TEXTO FORNECIDO
Estas e muitas outras formas de penitência podem ser praticadas na vida quotidiana do cristão, especialmente no tempo da Quaresma e no dia penitencial de Sexta-feira. Compêndio do Catecismo, 301.

 

Contemplar o mistério

A conversão é obra de um instante; a santificação é tarefa de toda a vida. A semente divina da caridade, que Deus depositou em nossas almas, aspira a crescer, a manifestar-se em obras, a dar frutos que correspondam em cada momento ao que é agradável ao Senhor. Por isso é indispensável que estejamos dispostos a recomeçar, a reencontrar – nas novas situações da nossa vida – a luz e o impulso da primeira conversão. Esta é a razão pela qual nos devemos preparar com um exame profundo, pedindo ajuda ao Senhor, para que possamos conhecê-lo melhor e conhecer-nos melhor. Não existe outro caminho, se queremos converter-nos de novo. É Cristo que passa, 58.

TAREFA PROPOSTA
Transcreva do texto sobre a conversão o trecho que começa em "Estas e muitas" e segue até "do Catecismo, 301.".

ITENS FORNECIDOS
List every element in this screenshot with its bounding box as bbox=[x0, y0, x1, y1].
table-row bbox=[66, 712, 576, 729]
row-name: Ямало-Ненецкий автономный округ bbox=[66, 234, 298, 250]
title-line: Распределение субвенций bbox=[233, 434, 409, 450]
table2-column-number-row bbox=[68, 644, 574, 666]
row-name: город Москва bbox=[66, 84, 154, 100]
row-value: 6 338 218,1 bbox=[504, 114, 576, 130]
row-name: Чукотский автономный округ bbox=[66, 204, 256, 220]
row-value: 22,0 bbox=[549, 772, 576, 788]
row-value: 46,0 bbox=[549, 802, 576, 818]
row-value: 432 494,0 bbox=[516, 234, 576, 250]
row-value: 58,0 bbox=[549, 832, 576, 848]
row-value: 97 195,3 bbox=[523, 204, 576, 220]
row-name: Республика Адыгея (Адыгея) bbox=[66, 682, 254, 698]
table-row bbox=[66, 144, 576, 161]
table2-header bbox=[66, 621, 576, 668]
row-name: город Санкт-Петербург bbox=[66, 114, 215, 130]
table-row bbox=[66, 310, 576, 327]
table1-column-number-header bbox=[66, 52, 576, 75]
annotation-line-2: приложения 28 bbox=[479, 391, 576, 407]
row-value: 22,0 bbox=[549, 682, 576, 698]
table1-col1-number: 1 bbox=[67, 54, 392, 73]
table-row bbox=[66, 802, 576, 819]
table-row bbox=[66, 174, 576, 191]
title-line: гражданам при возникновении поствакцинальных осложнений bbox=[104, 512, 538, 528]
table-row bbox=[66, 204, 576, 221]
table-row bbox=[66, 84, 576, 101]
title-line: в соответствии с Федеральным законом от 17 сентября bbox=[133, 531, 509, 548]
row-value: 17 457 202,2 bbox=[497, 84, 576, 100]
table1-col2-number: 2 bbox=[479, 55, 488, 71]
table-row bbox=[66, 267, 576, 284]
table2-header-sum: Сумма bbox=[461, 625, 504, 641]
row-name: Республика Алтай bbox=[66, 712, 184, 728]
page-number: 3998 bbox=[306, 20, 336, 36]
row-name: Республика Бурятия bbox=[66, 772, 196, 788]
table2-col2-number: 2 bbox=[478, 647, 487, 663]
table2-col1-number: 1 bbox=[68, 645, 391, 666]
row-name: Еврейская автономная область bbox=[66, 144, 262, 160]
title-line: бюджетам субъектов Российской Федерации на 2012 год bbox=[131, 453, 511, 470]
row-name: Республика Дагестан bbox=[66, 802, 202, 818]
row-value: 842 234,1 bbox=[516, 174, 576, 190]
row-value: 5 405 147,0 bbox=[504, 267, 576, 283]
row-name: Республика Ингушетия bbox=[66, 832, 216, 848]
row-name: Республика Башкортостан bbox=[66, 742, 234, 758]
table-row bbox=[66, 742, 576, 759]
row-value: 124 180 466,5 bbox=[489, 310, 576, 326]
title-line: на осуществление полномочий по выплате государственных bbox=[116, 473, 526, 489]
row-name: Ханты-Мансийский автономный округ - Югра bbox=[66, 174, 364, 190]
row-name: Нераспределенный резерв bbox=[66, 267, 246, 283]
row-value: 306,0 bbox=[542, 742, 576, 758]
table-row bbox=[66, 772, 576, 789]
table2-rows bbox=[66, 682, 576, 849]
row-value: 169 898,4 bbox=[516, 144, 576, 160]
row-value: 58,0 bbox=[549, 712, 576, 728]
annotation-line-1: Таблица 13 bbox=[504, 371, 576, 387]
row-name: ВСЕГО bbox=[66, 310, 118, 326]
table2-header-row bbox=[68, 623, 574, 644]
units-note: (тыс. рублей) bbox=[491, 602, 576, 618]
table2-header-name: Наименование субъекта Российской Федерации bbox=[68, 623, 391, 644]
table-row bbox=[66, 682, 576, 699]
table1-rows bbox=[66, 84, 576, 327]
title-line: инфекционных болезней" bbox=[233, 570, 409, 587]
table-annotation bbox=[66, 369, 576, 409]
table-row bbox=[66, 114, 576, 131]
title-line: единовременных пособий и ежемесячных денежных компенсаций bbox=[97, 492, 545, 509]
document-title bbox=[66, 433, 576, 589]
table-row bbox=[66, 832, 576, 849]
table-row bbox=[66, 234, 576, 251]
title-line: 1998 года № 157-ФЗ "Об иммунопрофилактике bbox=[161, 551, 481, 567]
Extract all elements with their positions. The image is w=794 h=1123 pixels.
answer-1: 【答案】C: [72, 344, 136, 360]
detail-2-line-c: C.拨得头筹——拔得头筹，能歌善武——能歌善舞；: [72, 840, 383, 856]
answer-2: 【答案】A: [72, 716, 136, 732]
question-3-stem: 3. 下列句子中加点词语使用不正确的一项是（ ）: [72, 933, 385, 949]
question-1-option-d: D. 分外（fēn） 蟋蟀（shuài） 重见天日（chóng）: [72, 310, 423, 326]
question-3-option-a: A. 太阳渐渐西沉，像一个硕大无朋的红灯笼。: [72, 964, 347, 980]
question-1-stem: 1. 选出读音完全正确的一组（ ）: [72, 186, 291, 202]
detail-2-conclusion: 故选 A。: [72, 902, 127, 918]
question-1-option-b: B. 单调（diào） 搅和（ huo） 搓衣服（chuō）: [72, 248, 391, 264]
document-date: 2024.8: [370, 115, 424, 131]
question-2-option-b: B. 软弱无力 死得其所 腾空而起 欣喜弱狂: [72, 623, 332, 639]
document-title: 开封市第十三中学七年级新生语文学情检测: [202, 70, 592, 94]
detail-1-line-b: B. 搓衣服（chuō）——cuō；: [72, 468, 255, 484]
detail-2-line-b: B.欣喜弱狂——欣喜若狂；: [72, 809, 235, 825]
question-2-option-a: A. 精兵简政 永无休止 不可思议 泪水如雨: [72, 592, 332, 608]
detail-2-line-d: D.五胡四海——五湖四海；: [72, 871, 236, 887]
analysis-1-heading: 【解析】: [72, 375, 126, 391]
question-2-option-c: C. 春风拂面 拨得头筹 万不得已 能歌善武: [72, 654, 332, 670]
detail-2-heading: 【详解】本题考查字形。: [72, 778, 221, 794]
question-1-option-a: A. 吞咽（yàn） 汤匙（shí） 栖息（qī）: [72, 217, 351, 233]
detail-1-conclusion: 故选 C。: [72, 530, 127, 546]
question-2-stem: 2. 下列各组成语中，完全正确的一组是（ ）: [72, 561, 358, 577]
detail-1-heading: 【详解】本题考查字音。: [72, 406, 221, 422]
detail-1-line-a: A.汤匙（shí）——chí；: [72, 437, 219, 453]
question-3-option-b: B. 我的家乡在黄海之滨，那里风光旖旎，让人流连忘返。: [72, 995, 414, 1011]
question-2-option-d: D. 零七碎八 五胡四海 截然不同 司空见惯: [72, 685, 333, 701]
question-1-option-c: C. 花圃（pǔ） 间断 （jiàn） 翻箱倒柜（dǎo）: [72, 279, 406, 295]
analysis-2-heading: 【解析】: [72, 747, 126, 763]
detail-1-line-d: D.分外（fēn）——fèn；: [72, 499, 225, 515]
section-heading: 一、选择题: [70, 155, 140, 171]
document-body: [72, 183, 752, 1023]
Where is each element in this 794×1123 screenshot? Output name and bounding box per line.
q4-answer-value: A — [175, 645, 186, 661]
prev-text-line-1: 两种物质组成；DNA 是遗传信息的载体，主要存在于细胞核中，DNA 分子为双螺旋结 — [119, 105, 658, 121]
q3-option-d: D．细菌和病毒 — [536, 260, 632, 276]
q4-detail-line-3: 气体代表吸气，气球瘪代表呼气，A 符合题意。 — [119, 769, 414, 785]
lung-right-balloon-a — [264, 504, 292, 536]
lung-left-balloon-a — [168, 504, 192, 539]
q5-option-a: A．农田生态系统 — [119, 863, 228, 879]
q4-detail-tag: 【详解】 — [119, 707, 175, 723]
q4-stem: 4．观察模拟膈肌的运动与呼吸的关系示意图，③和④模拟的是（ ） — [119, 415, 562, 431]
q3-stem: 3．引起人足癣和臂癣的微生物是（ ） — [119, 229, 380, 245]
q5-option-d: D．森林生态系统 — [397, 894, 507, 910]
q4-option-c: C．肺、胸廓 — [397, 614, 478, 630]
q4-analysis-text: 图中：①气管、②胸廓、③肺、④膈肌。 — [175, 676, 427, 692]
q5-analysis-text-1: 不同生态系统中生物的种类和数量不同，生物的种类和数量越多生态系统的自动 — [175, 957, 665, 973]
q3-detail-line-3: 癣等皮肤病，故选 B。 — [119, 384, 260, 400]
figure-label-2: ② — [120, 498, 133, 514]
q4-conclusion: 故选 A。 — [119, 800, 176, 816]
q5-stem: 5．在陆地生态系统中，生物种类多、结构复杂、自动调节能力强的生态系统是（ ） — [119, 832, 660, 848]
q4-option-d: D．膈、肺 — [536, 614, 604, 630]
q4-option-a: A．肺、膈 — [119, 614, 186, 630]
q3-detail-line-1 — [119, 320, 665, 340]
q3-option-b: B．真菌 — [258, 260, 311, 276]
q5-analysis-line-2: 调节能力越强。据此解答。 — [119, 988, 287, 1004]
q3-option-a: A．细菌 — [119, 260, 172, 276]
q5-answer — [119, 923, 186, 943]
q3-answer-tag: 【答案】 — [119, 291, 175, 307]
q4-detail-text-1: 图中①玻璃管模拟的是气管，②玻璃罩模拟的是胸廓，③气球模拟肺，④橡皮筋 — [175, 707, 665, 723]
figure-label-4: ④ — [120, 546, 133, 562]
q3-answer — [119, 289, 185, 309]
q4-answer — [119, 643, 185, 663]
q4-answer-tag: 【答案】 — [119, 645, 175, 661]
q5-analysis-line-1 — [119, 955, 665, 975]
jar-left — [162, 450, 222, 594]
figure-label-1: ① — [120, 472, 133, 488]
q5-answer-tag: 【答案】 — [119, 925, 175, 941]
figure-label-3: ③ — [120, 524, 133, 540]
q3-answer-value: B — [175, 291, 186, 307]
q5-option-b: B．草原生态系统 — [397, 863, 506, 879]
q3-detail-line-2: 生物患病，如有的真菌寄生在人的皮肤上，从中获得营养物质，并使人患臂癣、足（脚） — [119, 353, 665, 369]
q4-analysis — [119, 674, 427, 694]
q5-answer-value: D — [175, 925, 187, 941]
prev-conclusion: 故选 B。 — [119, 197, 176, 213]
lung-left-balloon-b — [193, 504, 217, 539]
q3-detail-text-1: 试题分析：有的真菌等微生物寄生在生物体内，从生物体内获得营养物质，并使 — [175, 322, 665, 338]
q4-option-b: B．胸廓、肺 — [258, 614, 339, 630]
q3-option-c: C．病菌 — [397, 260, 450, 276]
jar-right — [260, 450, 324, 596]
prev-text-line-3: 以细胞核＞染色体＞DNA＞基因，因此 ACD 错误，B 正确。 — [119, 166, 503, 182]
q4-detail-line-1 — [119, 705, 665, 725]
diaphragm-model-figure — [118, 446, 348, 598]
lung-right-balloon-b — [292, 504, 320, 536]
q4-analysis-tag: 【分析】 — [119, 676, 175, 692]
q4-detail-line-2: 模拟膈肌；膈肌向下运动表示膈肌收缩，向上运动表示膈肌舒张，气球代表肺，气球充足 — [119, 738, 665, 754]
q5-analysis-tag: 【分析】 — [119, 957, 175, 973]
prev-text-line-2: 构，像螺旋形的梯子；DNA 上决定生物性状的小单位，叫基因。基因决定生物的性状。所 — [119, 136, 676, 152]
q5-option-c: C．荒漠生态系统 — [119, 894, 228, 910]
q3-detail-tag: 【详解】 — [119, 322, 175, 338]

RESOLUÇÃO DO PROBLEMA
Estas e muitas outras formas de penitência podem ser praticadas na vida quotidiana do cristão, especialmente no tempo da Quaresma e no dia penitencial de Sexta-feira. Compêndio do Catecismo, 301.